-- begin --

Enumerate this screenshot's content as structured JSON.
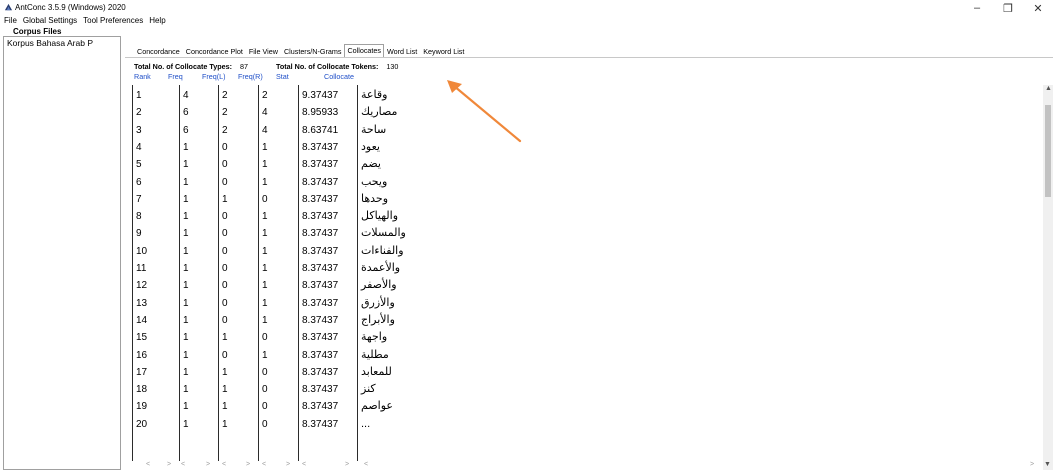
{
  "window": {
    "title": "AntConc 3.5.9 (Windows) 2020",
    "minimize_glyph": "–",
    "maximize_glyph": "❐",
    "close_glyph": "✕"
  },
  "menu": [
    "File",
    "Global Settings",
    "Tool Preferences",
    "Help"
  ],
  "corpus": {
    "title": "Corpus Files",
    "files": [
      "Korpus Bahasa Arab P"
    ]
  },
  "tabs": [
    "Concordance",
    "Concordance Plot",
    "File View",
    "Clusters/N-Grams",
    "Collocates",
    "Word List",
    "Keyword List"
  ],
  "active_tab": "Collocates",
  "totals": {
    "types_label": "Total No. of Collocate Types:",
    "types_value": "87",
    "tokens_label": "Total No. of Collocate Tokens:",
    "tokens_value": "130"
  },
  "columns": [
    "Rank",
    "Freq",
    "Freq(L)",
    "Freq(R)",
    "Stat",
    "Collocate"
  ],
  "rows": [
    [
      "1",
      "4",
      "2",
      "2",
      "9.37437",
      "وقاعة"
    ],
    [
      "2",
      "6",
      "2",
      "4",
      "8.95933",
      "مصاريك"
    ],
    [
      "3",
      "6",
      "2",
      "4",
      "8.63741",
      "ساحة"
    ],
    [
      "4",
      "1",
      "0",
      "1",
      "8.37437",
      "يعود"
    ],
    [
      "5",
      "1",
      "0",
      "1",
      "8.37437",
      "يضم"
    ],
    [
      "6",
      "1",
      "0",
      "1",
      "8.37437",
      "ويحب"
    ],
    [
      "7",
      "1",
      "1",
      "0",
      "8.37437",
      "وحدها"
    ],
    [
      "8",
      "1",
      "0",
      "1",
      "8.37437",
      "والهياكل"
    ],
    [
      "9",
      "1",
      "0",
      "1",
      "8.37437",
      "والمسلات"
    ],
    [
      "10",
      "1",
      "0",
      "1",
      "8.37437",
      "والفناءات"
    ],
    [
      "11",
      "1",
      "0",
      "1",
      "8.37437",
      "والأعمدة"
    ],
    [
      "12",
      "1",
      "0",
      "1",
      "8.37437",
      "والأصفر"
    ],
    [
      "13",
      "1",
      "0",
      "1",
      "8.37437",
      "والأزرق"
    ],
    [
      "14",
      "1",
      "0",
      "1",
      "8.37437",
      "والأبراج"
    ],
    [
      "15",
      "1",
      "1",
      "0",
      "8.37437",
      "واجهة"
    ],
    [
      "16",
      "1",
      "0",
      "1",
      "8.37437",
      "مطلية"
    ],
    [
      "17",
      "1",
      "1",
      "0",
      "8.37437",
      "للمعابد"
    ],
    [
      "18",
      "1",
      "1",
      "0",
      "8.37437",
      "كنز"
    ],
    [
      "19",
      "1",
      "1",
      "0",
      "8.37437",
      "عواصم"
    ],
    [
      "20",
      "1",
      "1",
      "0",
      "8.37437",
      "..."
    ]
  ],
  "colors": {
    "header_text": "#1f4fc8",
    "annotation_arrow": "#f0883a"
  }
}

-- end --
-- begin --

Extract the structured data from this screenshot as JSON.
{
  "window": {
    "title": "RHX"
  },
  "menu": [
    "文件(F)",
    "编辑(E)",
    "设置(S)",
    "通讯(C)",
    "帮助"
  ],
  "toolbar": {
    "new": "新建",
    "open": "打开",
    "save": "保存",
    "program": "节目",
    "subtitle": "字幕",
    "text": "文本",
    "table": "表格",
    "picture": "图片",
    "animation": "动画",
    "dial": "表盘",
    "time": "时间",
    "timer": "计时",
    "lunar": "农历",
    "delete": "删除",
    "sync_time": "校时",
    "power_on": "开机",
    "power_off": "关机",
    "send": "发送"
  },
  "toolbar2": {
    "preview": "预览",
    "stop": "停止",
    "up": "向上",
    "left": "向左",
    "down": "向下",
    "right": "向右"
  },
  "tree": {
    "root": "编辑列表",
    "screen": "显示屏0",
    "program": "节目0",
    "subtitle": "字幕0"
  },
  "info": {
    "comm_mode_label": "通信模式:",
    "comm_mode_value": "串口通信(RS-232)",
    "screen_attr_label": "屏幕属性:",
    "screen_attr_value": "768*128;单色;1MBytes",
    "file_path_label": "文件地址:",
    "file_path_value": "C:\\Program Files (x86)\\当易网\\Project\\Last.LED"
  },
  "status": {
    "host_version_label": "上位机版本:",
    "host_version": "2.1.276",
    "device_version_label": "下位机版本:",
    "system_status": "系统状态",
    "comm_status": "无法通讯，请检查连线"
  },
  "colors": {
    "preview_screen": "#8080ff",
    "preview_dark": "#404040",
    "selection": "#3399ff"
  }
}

-- end --
-- begin --

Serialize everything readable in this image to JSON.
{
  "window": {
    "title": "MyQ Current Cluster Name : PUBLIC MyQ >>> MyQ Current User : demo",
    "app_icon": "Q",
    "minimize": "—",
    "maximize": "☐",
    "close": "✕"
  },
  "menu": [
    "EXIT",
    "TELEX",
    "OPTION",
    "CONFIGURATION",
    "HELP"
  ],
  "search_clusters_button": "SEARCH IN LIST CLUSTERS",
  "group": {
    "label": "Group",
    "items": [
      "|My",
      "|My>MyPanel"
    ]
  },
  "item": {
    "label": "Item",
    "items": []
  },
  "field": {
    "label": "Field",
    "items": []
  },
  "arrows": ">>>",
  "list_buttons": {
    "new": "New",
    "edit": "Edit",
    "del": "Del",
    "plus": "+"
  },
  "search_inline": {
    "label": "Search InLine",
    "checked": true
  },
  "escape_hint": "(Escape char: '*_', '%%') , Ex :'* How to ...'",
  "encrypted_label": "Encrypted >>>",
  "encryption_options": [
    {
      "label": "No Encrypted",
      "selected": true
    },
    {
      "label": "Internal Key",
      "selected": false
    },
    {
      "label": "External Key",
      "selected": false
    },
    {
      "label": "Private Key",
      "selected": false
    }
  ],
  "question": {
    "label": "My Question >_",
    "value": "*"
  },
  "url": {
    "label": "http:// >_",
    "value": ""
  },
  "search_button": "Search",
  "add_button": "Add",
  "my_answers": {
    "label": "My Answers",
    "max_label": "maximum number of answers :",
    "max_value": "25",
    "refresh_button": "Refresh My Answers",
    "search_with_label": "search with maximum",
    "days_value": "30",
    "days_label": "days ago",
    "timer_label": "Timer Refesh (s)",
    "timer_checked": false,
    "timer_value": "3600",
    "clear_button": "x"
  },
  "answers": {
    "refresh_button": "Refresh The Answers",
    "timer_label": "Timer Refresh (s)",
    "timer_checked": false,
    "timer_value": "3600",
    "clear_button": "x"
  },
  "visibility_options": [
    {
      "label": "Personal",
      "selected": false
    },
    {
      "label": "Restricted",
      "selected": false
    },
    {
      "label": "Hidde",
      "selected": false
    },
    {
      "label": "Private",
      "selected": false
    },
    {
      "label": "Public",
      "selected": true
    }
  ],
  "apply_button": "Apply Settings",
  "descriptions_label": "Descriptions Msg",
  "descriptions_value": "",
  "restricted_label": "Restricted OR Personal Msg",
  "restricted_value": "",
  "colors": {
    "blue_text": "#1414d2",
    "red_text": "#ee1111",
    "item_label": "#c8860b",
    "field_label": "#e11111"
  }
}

-- end --

▸ Task details
Only a number is wanted here: how many lines in the data above include the string "Settings"?

▸ Response
2